Problem details: Below are some records. Say how many of their lines contain the string "изображений", and give nothing but the number.

-- start of Extracted material --

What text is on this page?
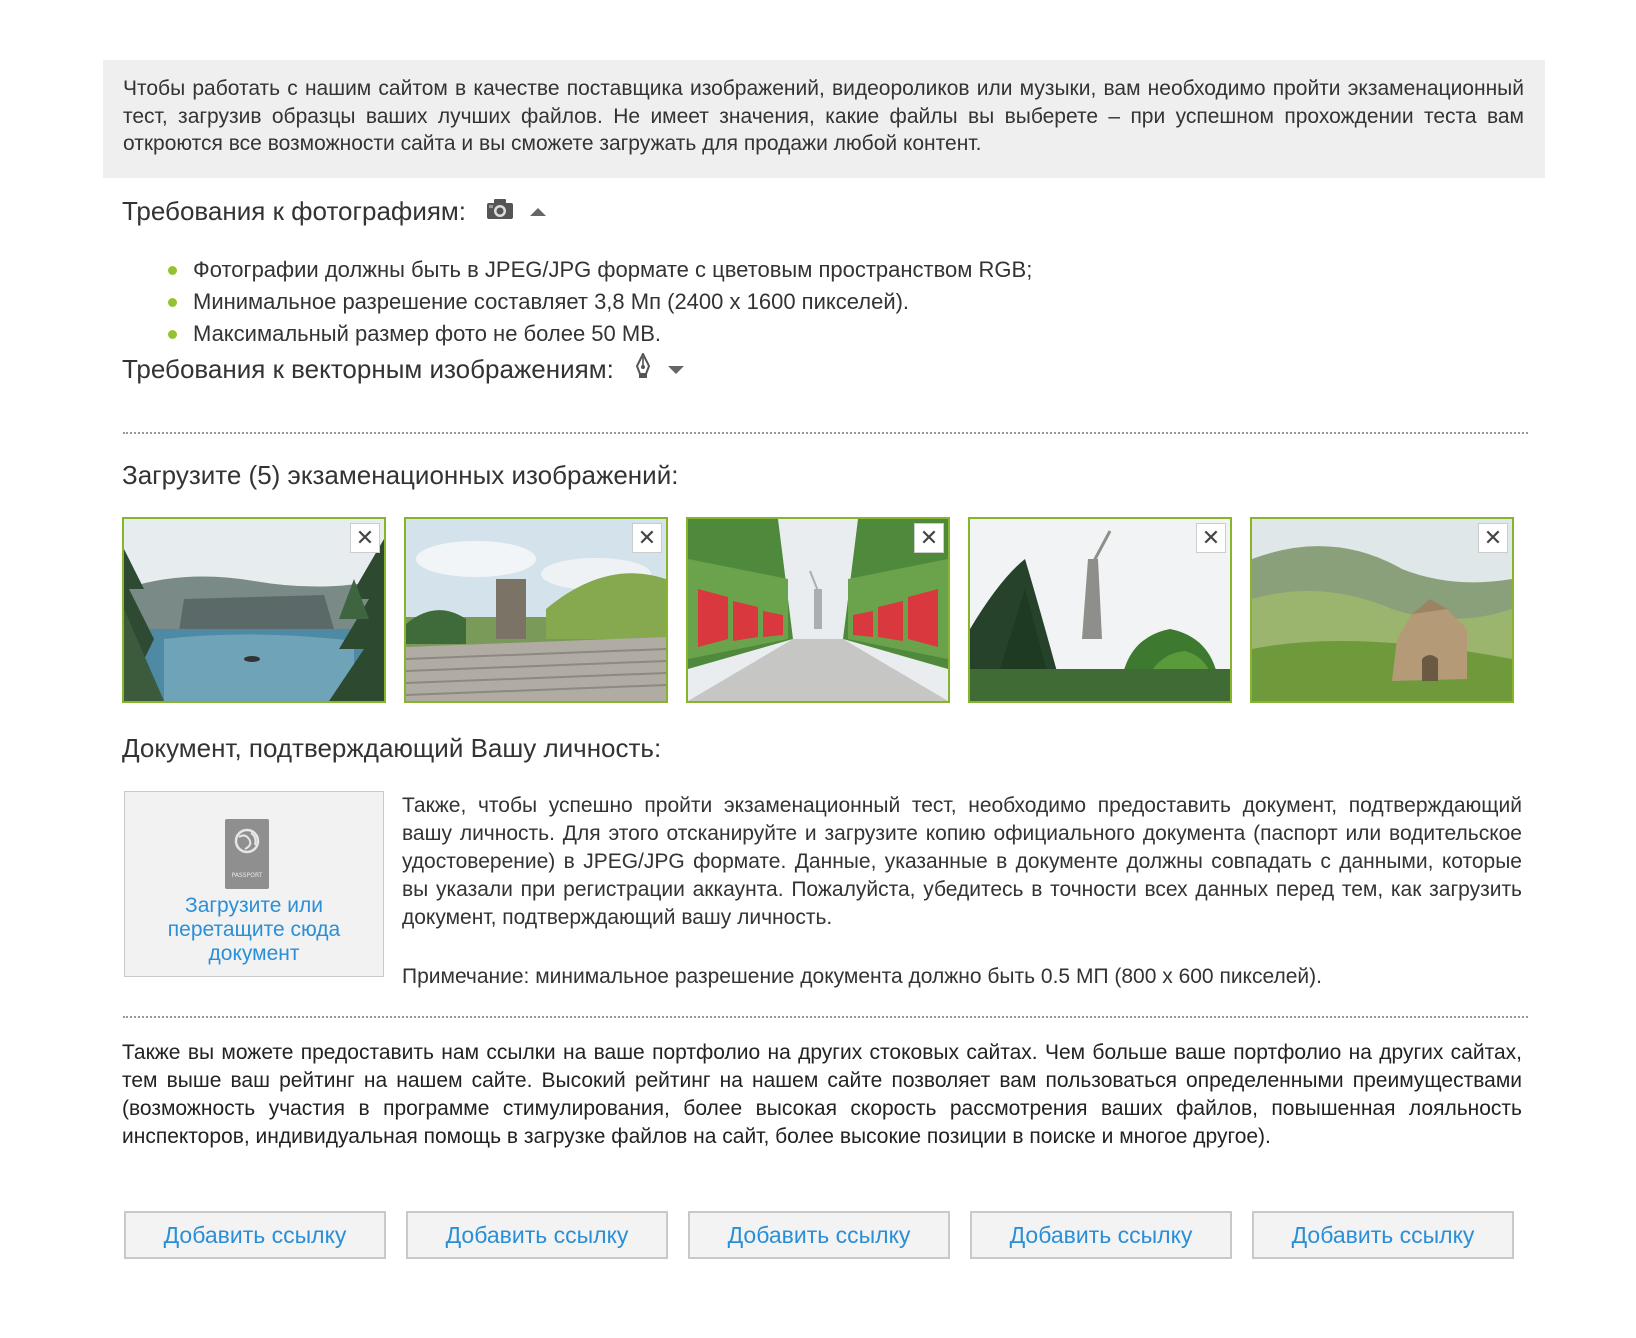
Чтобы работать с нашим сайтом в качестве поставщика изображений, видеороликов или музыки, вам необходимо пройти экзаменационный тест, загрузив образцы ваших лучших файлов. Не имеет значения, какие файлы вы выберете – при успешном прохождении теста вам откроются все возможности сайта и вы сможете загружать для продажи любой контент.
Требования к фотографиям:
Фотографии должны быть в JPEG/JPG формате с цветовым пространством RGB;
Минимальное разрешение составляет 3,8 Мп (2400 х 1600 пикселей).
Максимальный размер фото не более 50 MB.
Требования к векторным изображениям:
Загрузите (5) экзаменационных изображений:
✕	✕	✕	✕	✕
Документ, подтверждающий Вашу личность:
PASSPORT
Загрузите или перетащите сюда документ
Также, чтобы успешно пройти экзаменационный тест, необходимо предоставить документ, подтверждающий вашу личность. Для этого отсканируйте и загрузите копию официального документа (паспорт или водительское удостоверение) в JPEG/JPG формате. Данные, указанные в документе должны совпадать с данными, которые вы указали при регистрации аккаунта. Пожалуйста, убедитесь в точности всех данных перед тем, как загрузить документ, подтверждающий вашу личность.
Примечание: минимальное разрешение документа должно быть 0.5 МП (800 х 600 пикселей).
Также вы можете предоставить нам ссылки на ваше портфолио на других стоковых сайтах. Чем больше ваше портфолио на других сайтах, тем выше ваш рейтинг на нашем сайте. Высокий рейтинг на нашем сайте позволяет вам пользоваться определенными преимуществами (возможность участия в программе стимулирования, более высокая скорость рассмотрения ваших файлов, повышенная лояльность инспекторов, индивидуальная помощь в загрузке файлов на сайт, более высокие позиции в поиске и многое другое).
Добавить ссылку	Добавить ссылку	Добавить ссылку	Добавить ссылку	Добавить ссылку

-- end of Extracted material --

Result of this exercise: 2